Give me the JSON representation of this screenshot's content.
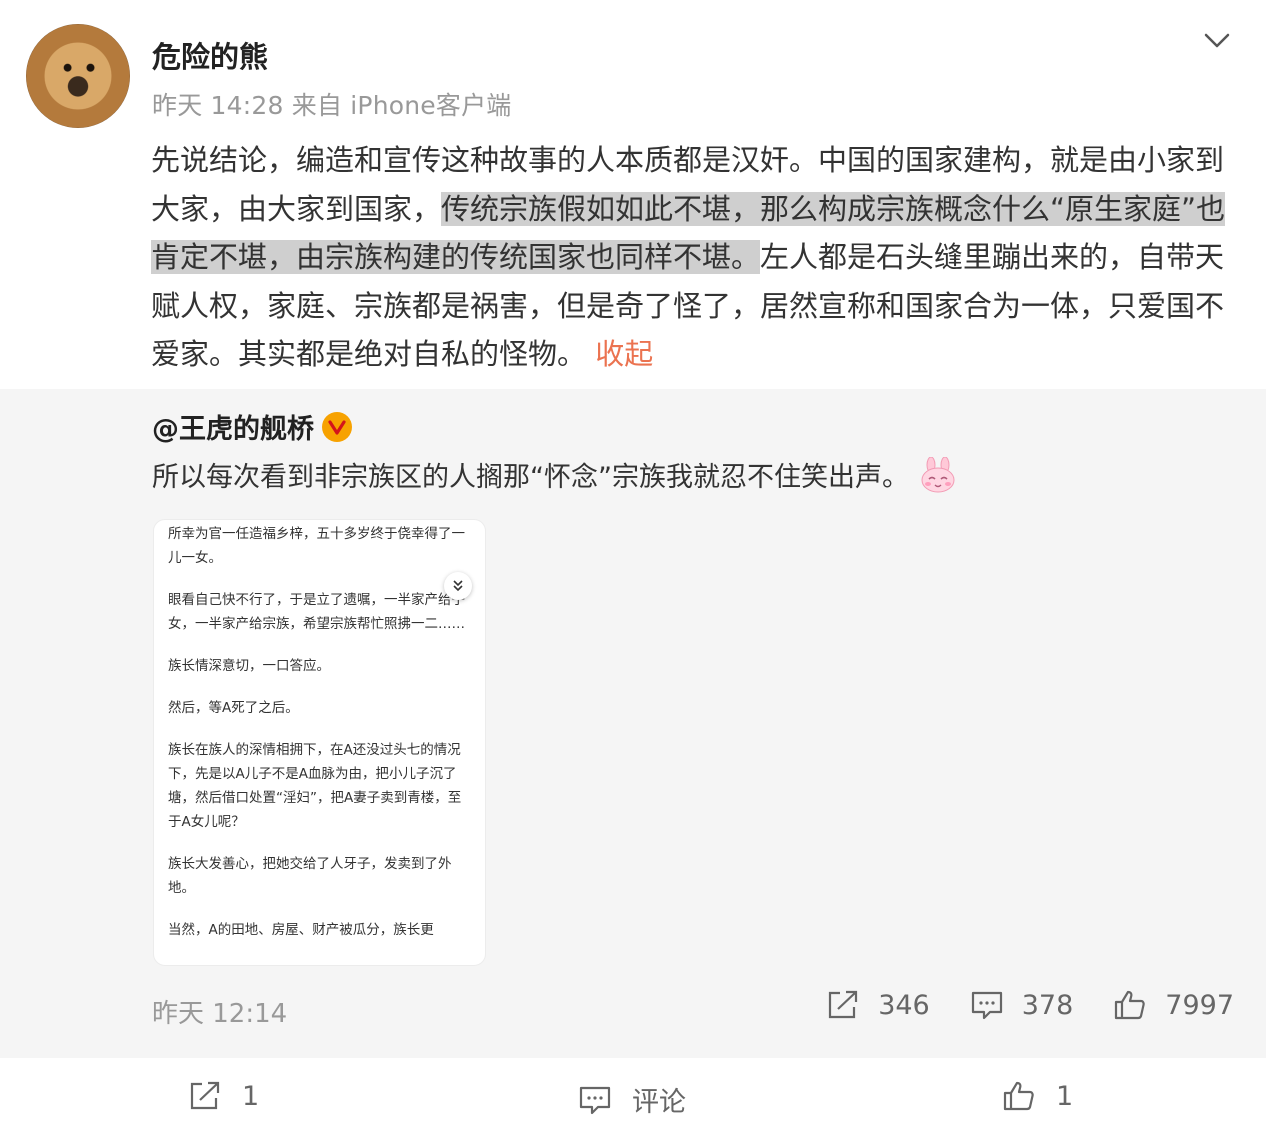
{
  "post": {
    "author": "危险的熊",
    "meta": "昨天 14:28 来自 iPhone客户端",
    "text_part1": "先说结论，编造和宣传这种故事的人本质都是汉奸。中国的国家建构，就是由小家到大家，由大家到国家，",
    "text_highlight": "传统宗族假如如此不堪，那么构成宗族概念什么“原生家庭”也肯定不堪，由宗族构建的传统国家也同样不堪。",
    "text_part2": "左人都是石头缝里蹦出来的，自带天赋人权，家庭、宗族都是祸害，但是奇了怪了，居然宣称和国家合为一体，只爱国不爱家。其实都是绝对自私的怪物。",
    "collapse_label": "收起"
  },
  "repost": {
    "author": "@王虎的舰桥",
    "text": "所以每次看到非宗族区的人搁那“怀念”宗族我就忍不住笑出声。",
    "image_lines": [
      "所幸为官一任造福乡梓，五十多岁终于侥幸得了一儿一女。",
      "眼看自己快不行了，于是立了遗嘱，一半家产给子女，一半家产给宗族，希望宗族帮忙照拂一二……",
      "族长情深意切，一口答应。",
      "然后，等A死了之后。",
      "族长在族人的深情相拥下，在A还没过头七的情况下，先是以A儿子不是A血脉为由，把小儿子沉了塘，然后借口处置“淫妇”，把A妻子卖到青楼，至于A女儿呢？",
      "族长大发善心，把她交给了人牙子，发卖到了外地。",
      "当然，A的田地、房屋、财产被瓜分，族长更"
    ],
    "time": "昨天 12:14",
    "repost_count": "346",
    "comment_count": "378",
    "like_count": "7997"
  },
  "bottom_bar": {
    "repost_count": "1",
    "comment_label": "评论",
    "like_count": "1"
  },
  "colors": {
    "accent": "#eb7350",
    "highlight": "#cfcfcf",
    "repost_bg": "#f5f5f5",
    "meta_gray": "#999999"
  }
}
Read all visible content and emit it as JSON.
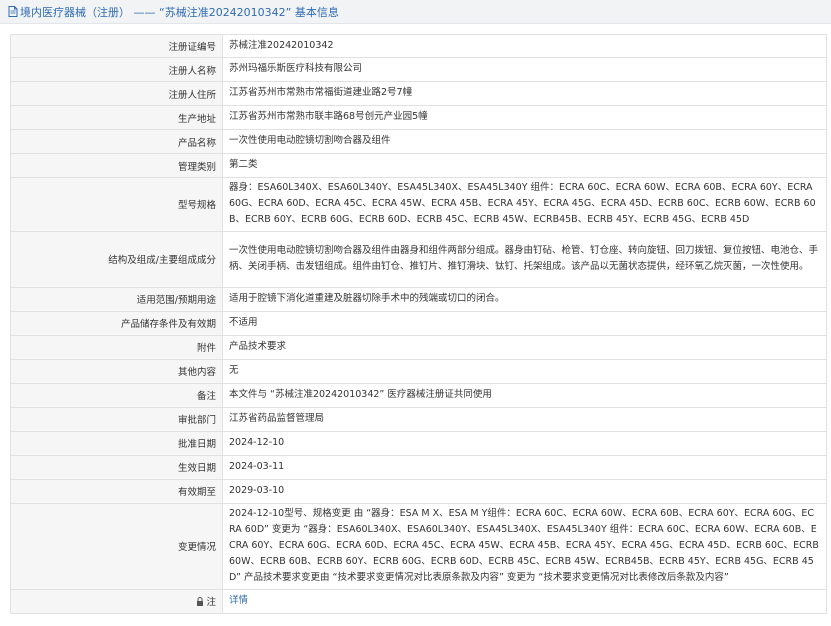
{
  "header": {
    "title": "境内医疗器械（注册） —— “苏械注准20242010342” 基本信息"
  },
  "rows": [
    {
      "label": "注册证编号",
      "value": "苏械注准20242010342"
    },
    {
      "label": "注册人名称",
      "value": "苏州玛福乐斯医疗科技有限公司"
    },
    {
      "label": "注册人住所",
      "value": "江苏省苏州市常熟市常福街道建业路2号7幢"
    },
    {
      "label": "生产地址",
      "value": "江苏省苏州市常熟市联丰路68号创元产业园5幢"
    },
    {
      "label": "产品名称",
      "value": "一次性使用电动腔镜切割吻合器及组件"
    },
    {
      "label": "管理类别",
      "value": "第二类"
    },
    {
      "label": "型号规格",
      "value": "器身：ESA60L340X、ESA60L340Y、ESA45L340X、ESA45L340Y 组件：ECRA 60C、ECRA 60W、ECRA 60B、ECRA 60Y、ECRA 60G、ECRA 60D、ECRA 45C、ECRA 45W、ECRA 45B、ECRA 45Y、ECRA 45G、ECRA 45D、ECRB 60C、ECRB 60W、ECRB 60B、ECRB 60Y、ECRB 60G、ECRB 60D、ECRB 45C、ECRB 45W、ECRB45B、ECRB 45Y、ECRB 45G、ECRB 45D"
    },
    {
      "label": "结构及组成/主要组成成分",
      "value": "一次性使用电动腔镜切割吻合器及组件由器身和组件两部分组成。器身由钉砧、枪管、钉仓座、转向旋钮、回刀拨钮、复位按钮、电池仓、手柄、关闭手柄、击发钮组成。组件由钉仓、推钉片、推钉滑块、钛钉、托架组成。该产品以无菌状态提供，经环氧乙烷灭菌，一次性使用。"
    },
    {
      "label": "适用范围/预期用途",
      "value": "适用于腔镜下消化道重建及脏器切除手术中的残端或切口的闭合。"
    },
    {
      "label": "产品储存条件及有效期",
      "value": "不适用"
    },
    {
      "label": "附件",
      "value": "产品技术要求"
    },
    {
      "label": "其他内容",
      "value": "无"
    },
    {
      "label": "备注",
      "value": "本文件与 “苏械注准20242010342” 医疗器械注册证共同使用"
    },
    {
      "label": "审批部门",
      "value": "江苏省药品监督管理局"
    },
    {
      "label": "批准日期",
      "value": "2024-12-10"
    },
    {
      "label": "生效日期",
      "value": "2024-03-11"
    },
    {
      "label": "有效期至",
      "value": "2029-03-10"
    },
    {
      "label": "变更情况",
      "value": "2024-12-10型号、规格变更 由 “器身：ESA M X、ESA M Y组件：ECRA 60C、ECRA 60W、ECRA 60B、ECRA 60Y、ECRA 60G、ECRA 60D” 变更为 “器身：ESA60L340X、ESA60L340Y、ESA45L340X、ESA45L340Y 组件：ECRA 60C、ECRA 60W、ECRA 60B、ECRA 60Y、ECRA 60G、ECRA 60D、ECRA 45C、ECRA 45W、ECRA 45B、ECRA 45Y、ECRA 45G、ECRA 45D、ECRB 60C、ECRB 60W、ECRB 60B、ECRB 60Y、ECRB 60G、ECRB 60D、ECRB 45C、ECRB 45W、ECRB45B、ECRB 45Y、ECRB 45G、ECRB 45D” 产品技术要求变更由 “技术要求变更情况对比表原条款及内容” 变更为 “技术要求变更情况对比表修改后条款及内容”"
    }
  ],
  "detail_row": {
    "label": "注",
    "link": "详情"
  },
  "colors": {
    "link": "#2f6bb3",
    "label_bg": "#f6f6f6",
    "border": "#e1e1e1",
    "header_bg": "#f1f3f5"
  }
}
┄┄┄┄┄┄┄┄┄┄
**What to produce**
Give back the entries verbatim. Do not include any picture.

**Task result**
Give me the JSON representation of this screenshot's content.
{
  "post": {
    "author": "危险的熊",
    "meta": "昨天 14:28 来自 iPhone客户端",
    "text_part1": "先说结论，编造和宣传这种故事的人本质都是汉奸。中国的国家建构，就是由小家到大家，由大家到国家，",
    "text_highlight": "传统宗族假如如此不堪，那么构成宗族概念什么“原生家庭”也肯定不堪，由宗族构建的传统国家也同样不堪。",
    "text_part2": "左人都是石头缝里蹦出来的，自带天赋人权，家庭、宗族都是祸害，但是奇了怪了，居然宣称和国家合为一体，只爱国不爱家。其实都是绝对自私的怪物。",
    "collapse_label": "收起"
  },
  "repost": {
    "author": "@王虎的舰桥",
    "text": "所以每次看到非宗族区的人搁那“怀念”宗族我就忍不住笑出声。",
    "image_lines": [
      "所幸为官一任造福乡梓，五十多岁终于侥幸得了一儿一女。",
      "眼看自己快不行了，于是立了遗嘱，一半家产给子女，一半家产给宗族，希望宗族帮忙照拂一二……",
      "族长情深意切，一口答应。",
      "然后，等A死了之后。",
      "族长在族人的深情相拥下，在A还没过头七的情况下，先是以A儿子不是A血脉为由，把小儿子沉了塘，然后借口处置“淫妇”，把A妻子卖到青楼，至于A女儿呢？",
      "族长大发善心，把她交给了人牙子，发卖到了外地。",
      "当然，A的田地、房屋、财产被瓜分，族长更"
    ],
    "time": "昨天 12:14",
    "repost_count": "346",
    "comment_count": "378",
    "like_count": "7997"
  },
  "bottom_bar": {
    "repost_count": "1",
    "comment_label": "评论",
    "like_count": "1"
  },
  "colors": {
    "accent": "#eb7350",
    "highlight": "#cfcfcf",
    "repost_bg": "#f5f5f5",
    "meta_gray": "#999999"
  }
}
Read all visible content and emit it as JSON.
{
  "header": {
    "title": "境内医疗器械（注册） —— “苏械注准20242010342” 基本信息"
  },
  "rows": [
    {
      "label": "注册证编号",
      "value": "苏械注准20242010342"
    },
    {
      "label": "注册人名称",
      "value": "苏州玛福乐斯医疗科技有限公司"
    },
    {
      "label": "注册人住所",
      "value": "江苏省苏州市常熟市常福街道建业路2号7幢"
    },
    {
      "label": "生产地址",
      "value": "江苏省苏州市常熟市联丰路68号创元产业园5幢"
    },
    {
      "label": "产品名称",
      "value": "一次性使用电动腔镜切割吻合器及组件"
    },
    {
      "label": "管理类别",
      "value": "第二类"
    },
    {
      "label": "型号规格",
      "value": "器身：ESA60L340X、ESA60L340Y、ESA45L340X、ESA45L340Y 组件：ECRA 60C、ECRA 60W、ECRA 60B、ECRA 60Y、ECRA 60G、ECRA 60D、ECRA 45C、ECRA 45W、ECRA 45B、ECRA 45Y、ECRA 45G、ECRA 45D、ECRB 60C、ECRB 60W、ECRB 60B、ECRB 60Y、ECRB 60G、ECRB 60D、ECRB 45C、ECRB 45W、ECRB45B、ECRB 45Y、ECRB 45G、ECRB 45D"
    },
    {
      "label": "结构及组成/主要组成成分",
      "value": "一次性使用电动腔镜切割吻合器及组件由器身和组件两部分组成。器身由钉砧、枪管、钉仓座、转向旋钮、回刀拨钮、复位按钮、电池仓、手柄、关闭手柄、击发钮组成。组件由钉仓、推钉片、推钉滑块、钛钉、托架组成。该产品以无菌状态提供，经环氧乙烷灭菌，一次性使用。"
    },
    {
      "label": "适用范围/预期用途",
      "value": "适用于腔镜下消化道重建及脏器切除手术中的残端或切口的闭合。"
    },
    {
      "label": "产品储存条件及有效期",
      "value": "不适用"
    },
    {
      "label": "附件",
      "value": "产品技术要求"
    },
    {
      "label": "其他内容",
      "value": "无"
    },
    {
      "label": "备注",
      "value": "本文件与 “苏械注准20242010342” 医疗器械注册证共同使用"
    },
    {
      "label": "审批部门",
      "value": "江苏省药品监督管理局"
    },
    {
      "label": "批准日期",
      "value": "2024-12-10"
    },
    {
      "label": "生效日期",
      "value": "2024-03-11"
    },
    {
      "label": "有效期至",
      "value": "2029-03-10"
    },
    {
      "label": "变更情况",
      "value": "2024-12-10型号、规格变更 由 “器身：ESA M X、ESA M Y组件：ECRA 60C、ECRA 60W、ECRA 60B、ECRA 60Y、ECRA 60G、ECRA 60D” 变更为 “器身：ESA60L340X、ESA60L340Y、ESA45L340X、ESA45L340Y 组件：ECRA 60C、ECRA 60W、ECRA 60B、ECRA 60Y、ECRA 60G、ECRA 60D、ECRA 45C、ECRA 45W、ECRA 45B、ECRA 45Y、ECRA 45G、ECRA 45D、ECRB 60C、ECRB 60W、ECRB 60B、ECRB 60Y、ECRB 60G、ECRB 60D、ECRB 45C、ECRB 45W、ECRB45B、ECRB 45Y、ECRB 45G、ECRB 45D” 产品技术要求变更由 “技术要求变更情况对比表原条款及内容” 变更为 “技术要求变更情况对比表修改后条款及内容”"
    }
  ],
  "detail_row": {
    "label": "注",
    "link": "详情"
  },
  "colors": {
    "link": "#2f6bb3",
    "label_bg": "#f6f6f6",
    "border": "#e1e1e1",
    "header_bg": "#f1f3f5"
  }
}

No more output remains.